* Start SUPPLIED MATERIAL *

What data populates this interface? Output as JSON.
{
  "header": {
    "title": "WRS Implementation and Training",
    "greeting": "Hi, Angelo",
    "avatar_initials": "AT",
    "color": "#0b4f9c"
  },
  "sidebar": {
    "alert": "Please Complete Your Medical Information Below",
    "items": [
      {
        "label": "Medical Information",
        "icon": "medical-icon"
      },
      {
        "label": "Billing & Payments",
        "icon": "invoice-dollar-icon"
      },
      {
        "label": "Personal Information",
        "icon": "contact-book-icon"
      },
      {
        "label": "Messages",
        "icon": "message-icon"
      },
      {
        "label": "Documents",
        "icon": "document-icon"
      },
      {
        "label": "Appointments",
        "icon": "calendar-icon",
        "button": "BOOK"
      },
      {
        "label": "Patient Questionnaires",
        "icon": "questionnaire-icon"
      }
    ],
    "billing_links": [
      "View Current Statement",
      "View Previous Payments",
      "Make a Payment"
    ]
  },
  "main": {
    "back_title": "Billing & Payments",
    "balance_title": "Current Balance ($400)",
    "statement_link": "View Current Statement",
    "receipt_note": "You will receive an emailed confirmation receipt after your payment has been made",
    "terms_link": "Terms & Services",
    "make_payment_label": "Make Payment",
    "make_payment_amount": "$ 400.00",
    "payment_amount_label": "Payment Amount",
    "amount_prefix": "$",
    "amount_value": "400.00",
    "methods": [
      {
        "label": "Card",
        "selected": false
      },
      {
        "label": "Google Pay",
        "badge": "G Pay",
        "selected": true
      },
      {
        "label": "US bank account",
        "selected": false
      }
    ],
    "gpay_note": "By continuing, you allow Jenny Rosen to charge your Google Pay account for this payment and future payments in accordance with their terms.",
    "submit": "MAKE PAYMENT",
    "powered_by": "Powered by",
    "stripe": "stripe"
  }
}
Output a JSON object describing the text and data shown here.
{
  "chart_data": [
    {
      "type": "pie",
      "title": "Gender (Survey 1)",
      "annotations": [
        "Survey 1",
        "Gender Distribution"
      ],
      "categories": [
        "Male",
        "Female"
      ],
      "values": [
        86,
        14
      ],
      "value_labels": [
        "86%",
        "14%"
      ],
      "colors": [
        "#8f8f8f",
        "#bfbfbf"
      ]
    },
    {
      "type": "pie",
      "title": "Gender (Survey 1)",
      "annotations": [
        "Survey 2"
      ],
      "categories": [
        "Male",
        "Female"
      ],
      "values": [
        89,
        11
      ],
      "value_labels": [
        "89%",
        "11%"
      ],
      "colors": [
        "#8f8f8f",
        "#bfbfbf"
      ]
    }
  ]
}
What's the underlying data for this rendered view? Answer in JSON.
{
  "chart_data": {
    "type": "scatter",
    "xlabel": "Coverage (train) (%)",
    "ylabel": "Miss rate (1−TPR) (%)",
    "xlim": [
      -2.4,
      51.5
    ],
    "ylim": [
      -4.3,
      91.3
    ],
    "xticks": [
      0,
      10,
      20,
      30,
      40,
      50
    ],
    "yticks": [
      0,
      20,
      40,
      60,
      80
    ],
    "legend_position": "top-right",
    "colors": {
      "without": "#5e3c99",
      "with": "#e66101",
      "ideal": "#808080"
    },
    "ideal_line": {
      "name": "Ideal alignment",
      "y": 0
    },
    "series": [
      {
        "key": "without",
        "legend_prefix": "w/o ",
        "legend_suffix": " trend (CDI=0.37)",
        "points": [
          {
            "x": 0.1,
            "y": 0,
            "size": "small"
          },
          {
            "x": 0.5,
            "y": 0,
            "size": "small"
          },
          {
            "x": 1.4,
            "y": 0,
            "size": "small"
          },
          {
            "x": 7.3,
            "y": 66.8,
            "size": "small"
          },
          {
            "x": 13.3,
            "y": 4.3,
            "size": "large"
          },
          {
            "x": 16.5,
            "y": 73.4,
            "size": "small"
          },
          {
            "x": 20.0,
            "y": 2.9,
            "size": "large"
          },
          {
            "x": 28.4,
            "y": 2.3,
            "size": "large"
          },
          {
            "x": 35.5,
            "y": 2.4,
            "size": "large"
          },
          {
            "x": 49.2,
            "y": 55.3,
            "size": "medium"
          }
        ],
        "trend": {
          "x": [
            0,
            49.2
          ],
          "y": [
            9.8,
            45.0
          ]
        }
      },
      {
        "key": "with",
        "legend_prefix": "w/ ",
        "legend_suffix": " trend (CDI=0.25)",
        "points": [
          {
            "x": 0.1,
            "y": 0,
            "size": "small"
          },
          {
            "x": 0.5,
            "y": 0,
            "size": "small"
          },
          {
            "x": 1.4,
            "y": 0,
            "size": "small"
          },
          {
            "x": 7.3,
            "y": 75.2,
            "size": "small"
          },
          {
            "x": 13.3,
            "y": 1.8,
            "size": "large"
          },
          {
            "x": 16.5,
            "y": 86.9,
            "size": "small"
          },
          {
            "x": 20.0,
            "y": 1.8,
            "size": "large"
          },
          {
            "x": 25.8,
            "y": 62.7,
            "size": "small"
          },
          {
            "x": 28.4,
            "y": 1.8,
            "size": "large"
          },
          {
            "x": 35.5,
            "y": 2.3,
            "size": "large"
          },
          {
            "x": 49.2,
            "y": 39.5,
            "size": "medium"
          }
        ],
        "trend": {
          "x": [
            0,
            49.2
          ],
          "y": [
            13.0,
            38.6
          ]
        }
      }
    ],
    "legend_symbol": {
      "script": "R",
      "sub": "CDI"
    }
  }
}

* End SUPPLIED MATERIAL *

State how many lines include the string "this", and nothing more.

3